◆ Directions:
Each line that contains the string "formal" counts once; report how many such lines appear in the data, as a number only.

───── Data for processing

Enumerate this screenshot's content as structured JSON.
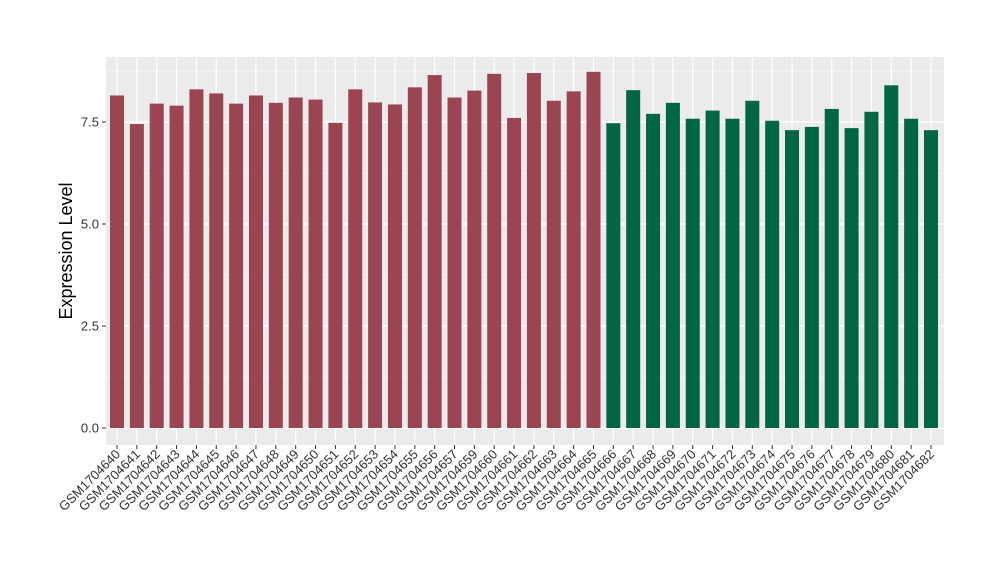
{
  "chart_data": {
    "type": "bar",
    "title": "",
    "xlabel": "",
    "ylabel": "Expression Level",
    "ylim": [
      0,
      8.9
    ],
    "yticks": [
      0.0,
      2.5,
      5.0,
      7.5
    ],
    "ytick_labels": [
      "0.0",
      "2.5",
      "5.0",
      "7.5"
    ],
    "grid": true,
    "legend": "none",
    "panel_background": "#EBEBEB",
    "grid_color": "#FFFFFF",
    "categories": [
      "GSM1704640",
      "GSM1704641",
      "GSM1704642",
      "GSM1704643",
      "GSM1704644",
      "GSM1704645",
      "GSM1704646",
      "GSM1704647",
      "GSM1704648",
      "GSM1704649",
      "GSM1704650",
      "GSM1704651",
      "GSM1704652",
      "GSM1704653",
      "GSM1704654",
      "GSM1704655",
      "GSM1704656",
      "GSM1704657",
      "GSM1704659",
      "GSM1704660",
      "GSM1704661",
      "GSM1704662",
      "GSM1704663",
      "GSM1704664",
      "GSM1704665",
      "GSM1704666",
      "GSM1704667",
      "GSM1704668",
      "GSM1704669",
      "GSM1704670",
      "GSM1704671",
      "GSM1704672",
      "GSM1704673",
      "GSM1704674",
      "GSM1704675",
      "GSM1704676",
      "GSM1704677",
      "GSM1704678",
      "GSM1704679",
      "GSM1704680",
      "GSM1704681",
      "GSM1704682"
    ],
    "values": [
      8.15,
      7.45,
      7.95,
      7.9,
      8.3,
      8.2,
      7.95,
      8.15,
      7.97,
      8.1,
      8.05,
      7.48,
      8.3,
      7.98,
      7.93,
      8.35,
      8.65,
      8.1,
      8.27,
      8.68,
      7.6,
      8.7,
      8.02,
      8.25,
      8.73,
      7.47,
      8.28,
      7.7,
      7.97,
      7.58,
      7.78,
      7.58,
      8.02,
      7.53,
      7.3,
      7.38,
      7.82,
      7.35,
      7.75,
      8.4,
      7.58,
      7.3
    ],
    "colors": [
      "#9B4452",
      "#9B4452",
      "#9B4452",
      "#9B4452",
      "#9B4452",
      "#9B4452",
      "#9B4452",
      "#9B4452",
      "#9B4452",
      "#9B4452",
      "#9B4452",
      "#9B4452",
      "#9B4452",
      "#9B4452",
      "#9B4452",
      "#9B4452",
      "#9B4452",
      "#9B4452",
      "#9B4452",
      "#9B4452",
      "#9B4452",
      "#9B4452",
      "#9B4452",
      "#9B4452",
      "#9B4452",
      "#006645",
      "#006645",
      "#006645",
      "#006645",
      "#006645",
      "#006645",
      "#006645",
      "#006645",
      "#006645",
      "#006645",
      "#006645",
      "#006645",
      "#006645",
      "#006645",
      "#006645",
      "#006645",
      "#006645"
    ]
  }
}
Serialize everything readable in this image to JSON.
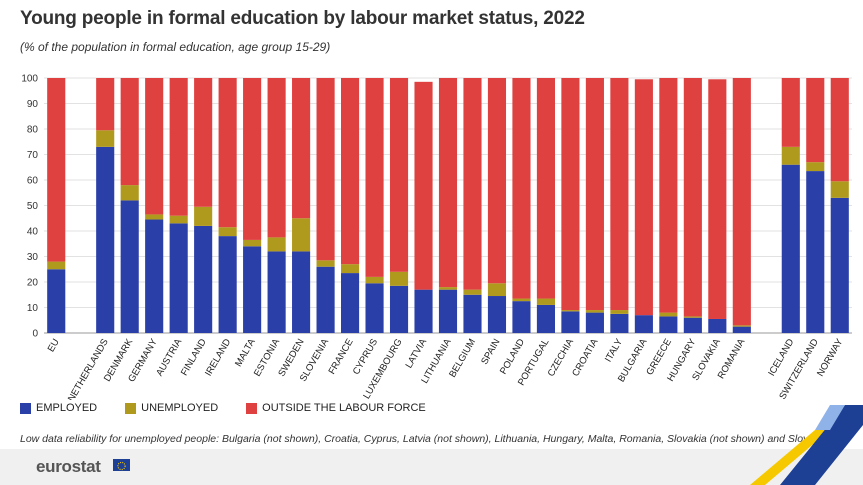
{
  "header": {
    "title": "Young people in formal education by labour market status, 2022",
    "subtitle": "(% of the population in formal education, age group 15-29)"
  },
  "legend": {
    "employed": "EMPLOYED",
    "unemployed": "UNEMPLOYED",
    "outside": "OUTSIDE THE LABOUR FORCE"
  },
  "footnote": "Low data reliability for unemployed people: Bulgaria (not shown), Croatia, Cyprus, Latvia (not shown), Lithuania, Hungary, Malta, Romania, Slovakia (not shown) and Slovenia",
  "logo": {
    "text": "eurostat"
  },
  "colors": {
    "employed": "#2b3fa8",
    "unemployed": "#b09a1e",
    "outside": "#df4141",
    "grid": "#e2e2e2",
    "text": "#333333",
    "accent_yellow": "#f5c800",
    "accent_blue": "#1d3f94"
  },
  "chart_data": {
    "type": "bar",
    "stacked": true,
    "title": "Young people in formal education by labour market status, 2022",
    "subtitle": "(% of the population in formal education, age group 15-29)",
    "ylim": [
      0,
      100
    ],
    "yticks": [
      0,
      10,
      20,
      30,
      40,
      50,
      60,
      70,
      80,
      90,
      100
    ],
    "grid": true,
    "legend_position": "bottom-left",
    "groups": [
      [
        "EU"
      ],
      [
        "NETHERLANDS",
        "DENMARK",
        "GERMANY",
        "AUSTRIA",
        "FINLAND",
        "IRELAND",
        "MALTA",
        "ESTONIA",
        "SWEDEN",
        "SLOVENIA",
        "FRANCE",
        "CYPRUS",
        "LUXEMBOURG",
        "LATVIA",
        "LITHUANIA",
        "BELGIUM",
        "SPAIN",
        "POLAND",
        "PORTUGAL",
        "CZECHIA",
        "CROATIA",
        "ITALY",
        "BULGARIA",
        "GREECE",
        "HUNGARY",
        "SLOVAKIA",
        "ROMANIA"
      ],
      [
        "ICELAND",
        "SWITZERLAND",
        "NORWAY"
      ]
    ],
    "categories": [
      "EU",
      "NETHERLANDS",
      "DENMARK",
      "GERMANY",
      "AUSTRIA",
      "FINLAND",
      "IRELAND",
      "MALTA",
      "ESTONIA",
      "SWEDEN",
      "SLOVENIA",
      "FRANCE",
      "CYPRUS",
      "LUXEMBOURG",
      "LATVIA",
      "LITHUANIA",
      "BELGIUM",
      "SPAIN",
      "POLAND",
      "PORTUGAL",
      "CZECHIA",
      "CROATIA",
      "ITALY",
      "BULGARIA",
      "GREECE",
      "HUNGARY",
      "SLOVAKIA",
      "ROMANIA",
      "ICELAND",
      "SWITZERLAND",
      "NORWAY"
    ],
    "series": [
      {
        "name": "EMPLOYED",
        "values": [
          25.0,
          73.0,
          52.0,
          44.5,
          43.0,
          42.0,
          38.0,
          34.0,
          32.0,
          32.0,
          26.0,
          23.5,
          19.5,
          18.5,
          17.0,
          17.0,
          15.0,
          14.5,
          12.5,
          11.0,
          8.5,
          8.0,
          7.5,
          7.0,
          6.5,
          6.0,
          5.5,
          2.5,
          66.0,
          63.5,
          53.0
        ]
      },
      {
        "name": "UNEMPLOYED",
        "values": [
          3.0,
          6.5,
          6.0,
          2.0,
          3.0,
          7.5,
          3.5,
          2.5,
          5.5,
          13.0,
          2.5,
          3.5,
          2.5,
          5.5,
          0.0,
          1.0,
          2.0,
          5.0,
          1.0,
          2.5,
          0.5,
          1.0,
          1.5,
          0.0,
          1.5,
          0.5,
          0.0,
          0.5,
          7.0,
          3.5,
          6.5
        ]
      },
      {
        "name": "OUTSIDE THE LABOUR FORCE",
        "values": [
          72.0,
          20.5,
          42.0,
          53.5,
          54.0,
          50.5,
          58.5,
          63.5,
          62.5,
          55.0,
          71.5,
          73.0,
          78.0,
          76.0,
          81.5,
          82.0,
          83.0,
          80.5,
          86.5,
          86.5,
          91.0,
          91.0,
          91.0,
          92.5,
          92.0,
          93.5,
          94.0,
          97.0,
          27.0,
          33.0,
          40.5
        ]
      }
    ]
  }
}
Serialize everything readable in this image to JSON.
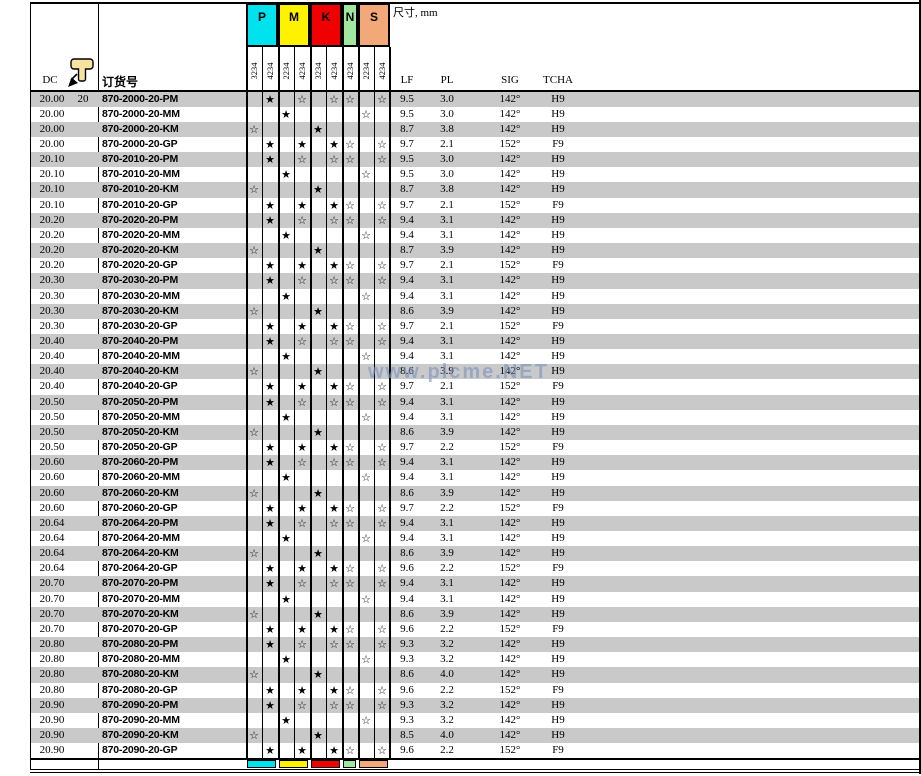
{
  "header": {
    "unit_label": "尺寸, mm",
    "dc_label": "DC",
    "qty_label": "20",
    "order_label": "订货号",
    "pointer_icon": "hand-pin-cursor-icon",
    "groups": [
      {
        "letter": "P",
        "color": "#00E2EE",
        "grades": [
          "3234",
          "4234"
        ]
      },
      {
        "letter": "M",
        "color": "#FFF200",
        "grades": [
          "2234",
          "4234"
        ]
      },
      {
        "letter": "K",
        "color": "#F00000",
        "grades": [
          "3234",
          "4234"
        ]
      },
      {
        "letter": "N",
        "color": "#A0E8A0",
        "grades": [
          "4234"
        ]
      },
      {
        "letter": "S",
        "color": "#F2A878",
        "grades": [
          "2234",
          "4234"
        ]
      }
    ],
    "dim_columns": [
      "LF",
      "PL",
      "SIG",
      "TCHA"
    ]
  },
  "star_patterns": {
    "PM": [
      "",
      "★",
      "",
      "☆",
      "",
      "☆",
      "☆",
      "",
      "☆"
    ],
    "MM": [
      "",
      "",
      "★",
      "",
      "",
      "",
      "",
      "☆",
      ""
    ],
    "KM": [
      "☆",
      "",
      "",
      "",
      "★",
      "",
      "",
      "",
      ""
    ],
    "GP": [
      "",
      "★",
      "",
      "★",
      "",
      "★",
      "☆",
      "",
      "☆"
    ]
  },
  "watermark": "www.plcme.NET",
  "stripe_color": "#C9C9C9",
  "rows": [
    {
      "dc": "20.00",
      "qty": "20",
      "order": "870-2000-20-PM",
      "type": "PM",
      "lf": "9.5",
      "pl": "3.0",
      "sig": "142°",
      "tcha": "H9"
    },
    {
      "dc": "20.00",
      "qty": "",
      "order": "870-2000-20-MM",
      "type": "MM",
      "lf": "9.5",
      "pl": "3.0",
      "sig": "142°",
      "tcha": "H9"
    },
    {
      "dc": "20.00",
      "qty": "",
      "order": "870-2000-20-KM",
      "type": "KM",
      "lf": "8.7",
      "pl": "3.8",
      "sig": "142°",
      "tcha": "H9"
    },
    {
      "dc": "20.00",
      "qty": "",
      "order": "870-2000-20-GP",
      "type": "GP",
      "lf": "9.7",
      "pl": "2.1",
      "sig": "152°",
      "tcha": "F9"
    },
    {
      "dc": "20.10",
      "qty": "",
      "order": "870-2010-20-PM",
      "type": "PM",
      "lf": "9.5",
      "pl": "3.0",
      "sig": "142°",
      "tcha": "H9"
    },
    {
      "dc": "20.10",
      "qty": "",
      "order": "870-2010-20-MM",
      "type": "MM",
      "lf": "9.5",
      "pl": "3.0",
      "sig": "142°",
      "tcha": "H9"
    },
    {
      "dc": "20.10",
      "qty": "",
      "order": "870-2010-20-KM",
      "type": "KM",
      "lf": "8.7",
      "pl": "3.8",
      "sig": "142°",
      "tcha": "H9"
    },
    {
      "dc": "20.10",
      "qty": "",
      "order": "870-2010-20-GP",
      "type": "GP",
      "lf": "9.7",
      "pl": "2.1",
      "sig": "152°",
      "tcha": "F9"
    },
    {
      "dc": "20.20",
      "qty": "",
      "order": "870-2020-20-PM",
      "type": "PM",
      "lf": "9.4",
      "pl": "3.1",
      "sig": "142°",
      "tcha": "H9"
    },
    {
      "dc": "20.20",
      "qty": "",
      "order": "870-2020-20-MM",
      "type": "MM",
      "lf": "9.4",
      "pl": "3.1",
      "sig": "142°",
      "tcha": "H9"
    },
    {
      "dc": "20.20",
      "qty": "",
      "order": "870-2020-20-KM",
      "type": "KM",
      "lf": "8.7",
      "pl": "3.9",
      "sig": "142°",
      "tcha": "H9"
    },
    {
      "dc": "20.20",
      "qty": "",
      "order": "870-2020-20-GP",
      "type": "GP",
      "lf": "9.7",
      "pl": "2.1",
      "sig": "152°",
      "tcha": "F9"
    },
    {
      "dc": "20.30",
      "qty": "",
      "order": "870-2030-20-PM",
      "type": "PM",
      "lf": "9.4",
      "pl": "3.1",
      "sig": "142°",
      "tcha": "H9"
    },
    {
      "dc": "20.30",
      "qty": "",
      "order": "870-2030-20-MM",
      "type": "MM",
      "lf": "9.4",
      "pl": "3.1",
      "sig": "142°",
      "tcha": "H9"
    },
    {
      "dc": "20.30",
      "qty": "",
      "order": "870-2030-20-KM",
      "type": "KM",
      "lf": "8.6",
      "pl": "3.9",
      "sig": "142°",
      "tcha": "H9"
    },
    {
      "dc": "20.30",
      "qty": "",
      "order": "870-2030-20-GP",
      "type": "GP",
      "lf": "9.7",
      "pl": "2.1",
      "sig": "152°",
      "tcha": "F9"
    },
    {
      "dc": "20.40",
      "qty": "",
      "order": "870-2040-20-PM",
      "type": "PM",
      "lf": "9.4",
      "pl": "3.1",
      "sig": "142°",
      "tcha": "H9"
    },
    {
      "dc": "20.40",
      "qty": "",
      "order": "870-2040-20-MM",
      "type": "MM",
      "lf": "9.4",
      "pl": "3.1",
      "sig": "142°",
      "tcha": "H9"
    },
    {
      "dc": "20.40",
      "qty": "",
      "order": "870-2040-20-KM",
      "type": "KM",
      "lf": "8.6",
      "pl": "3.9",
      "sig": "142°",
      "tcha": "H9"
    },
    {
      "dc": "20.40",
      "qty": "",
      "order": "870-2040-20-GP",
      "type": "GP",
      "lf": "9.7",
      "pl": "2.1",
      "sig": "152°",
      "tcha": "F9"
    },
    {
      "dc": "20.50",
      "qty": "",
      "order": "870-2050-20-PM",
      "type": "PM",
      "lf": "9.4",
      "pl": "3.1",
      "sig": "142°",
      "tcha": "H9"
    },
    {
      "dc": "20.50",
      "qty": "",
      "order": "870-2050-20-MM",
      "type": "MM",
      "lf": "9.4",
      "pl": "3.1",
      "sig": "142°",
      "tcha": "H9"
    },
    {
      "dc": "20.50",
      "qty": "",
      "order": "870-2050-20-KM",
      "type": "KM",
      "lf": "8.6",
      "pl": "3.9",
      "sig": "142°",
      "tcha": "H9"
    },
    {
      "dc": "20.50",
      "qty": "",
      "order": "870-2050-20-GP",
      "type": "GP",
      "lf": "9.7",
      "pl": "2.2",
      "sig": "152°",
      "tcha": "F9"
    },
    {
      "dc": "20.60",
      "qty": "",
      "order": "870-2060-20-PM",
      "type": "PM",
      "lf": "9.4",
      "pl": "3.1",
      "sig": "142°",
      "tcha": "H9"
    },
    {
      "dc": "20.60",
      "qty": "",
      "order": "870-2060-20-MM",
      "type": "MM",
      "lf": "9.4",
      "pl": "3.1",
      "sig": "142°",
      "tcha": "H9"
    },
    {
      "dc": "20.60",
      "qty": "",
      "order": "870-2060-20-KM",
      "type": "KM",
      "lf": "8.6",
      "pl": "3.9",
      "sig": "142°",
      "tcha": "H9"
    },
    {
      "dc": "20.60",
      "qty": "",
      "order": "870-2060-20-GP",
      "type": "GP",
      "lf": "9.7",
      "pl": "2.2",
      "sig": "152°",
      "tcha": "F9"
    },
    {
      "dc": "20.64",
      "qty": "",
      "order": "870-2064-20-PM",
      "type": "PM",
      "lf": "9.4",
      "pl": "3.1",
      "sig": "142°",
      "tcha": "H9"
    },
    {
      "dc": "20.64",
      "qty": "",
      "order": "870-2064-20-MM",
      "type": "MM",
      "lf": "9.4",
      "pl": "3.1",
      "sig": "142°",
      "tcha": "H9"
    },
    {
      "dc": "20.64",
      "qty": "",
      "order": "870-2064-20-KM",
      "type": "KM",
      "lf": "8.6",
      "pl": "3.9",
      "sig": "142°",
      "tcha": "H9"
    },
    {
      "dc": "20.64",
      "qty": "",
      "order": "870-2064-20-GP",
      "type": "GP",
      "lf": "9.6",
      "pl": "2.2",
      "sig": "152°",
      "tcha": "F9"
    },
    {
      "dc": "20.70",
      "qty": "",
      "order": "870-2070-20-PM",
      "type": "PM",
      "lf": "9.4",
      "pl": "3.1",
      "sig": "142°",
      "tcha": "H9"
    },
    {
      "dc": "20.70",
      "qty": "",
      "order": "870-2070-20-MM",
      "type": "MM",
      "lf": "9.4",
      "pl": "3.1",
      "sig": "142°",
      "tcha": "H9"
    },
    {
      "dc": "20.70",
      "qty": "",
      "order": "870-2070-20-KM",
      "type": "KM",
      "lf": "8.6",
      "pl": "3.9",
      "sig": "142°",
      "tcha": "H9"
    },
    {
      "dc": "20.70",
      "qty": "",
      "order": "870-2070-20-GP",
      "type": "GP",
      "lf": "9.6",
      "pl": "2.2",
      "sig": "152°",
      "tcha": "F9"
    },
    {
      "dc": "20.80",
      "qty": "",
      "order": "870-2080-20-PM",
      "type": "PM",
      "lf": "9.3",
      "pl": "3.2",
      "sig": "142°",
      "tcha": "H9"
    },
    {
      "dc": "20.80",
      "qty": "",
      "order": "870-2080-20-MM",
      "type": "MM",
      "lf": "9.3",
      "pl": "3.2",
      "sig": "142°",
      "tcha": "H9"
    },
    {
      "dc": "20.80",
      "qty": "",
      "order": "870-2080-20-KM",
      "type": "KM",
      "lf": "8.6",
      "pl": "4.0",
      "sig": "142°",
      "tcha": "H9"
    },
    {
      "dc": "20.80",
      "qty": "",
      "order": "870-2080-20-GP",
      "type": "GP",
      "lf": "9.6",
      "pl": "2.2",
      "sig": "152°",
      "tcha": "F9"
    },
    {
      "dc": "20.90",
      "qty": "",
      "order": "870-2090-20-PM",
      "type": "PM",
      "lf": "9.3",
      "pl": "3.2",
      "sig": "142°",
      "tcha": "H9"
    },
    {
      "dc": "20.90",
      "qty": "",
      "order": "870-2090-20-MM",
      "type": "MM",
      "lf": "9.3",
      "pl": "3.2",
      "sig": "142°",
      "tcha": "H9"
    },
    {
      "dc": "20.90",
      "qty": "",
      "order": "870-2090-20-KM",
      "type": "KM",
      "lf": "8.5",
      "pl": "4.0",
      "sig": "142°",
      "tcha": "H9"
    },
    {
      "dc": "20.90",
      "qty": "",
      "order": "870-2090-20-GP",
      "type": "GP",
      "lf": "9.6",
      "pl": "2.2",
      "sig": "152°",
      "tcha": "F9"
    }
  ]
}
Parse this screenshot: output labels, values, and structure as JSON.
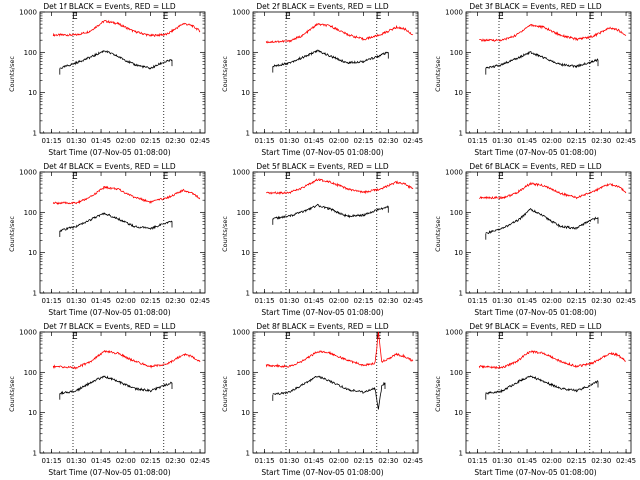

──────────

◆ Solution:
4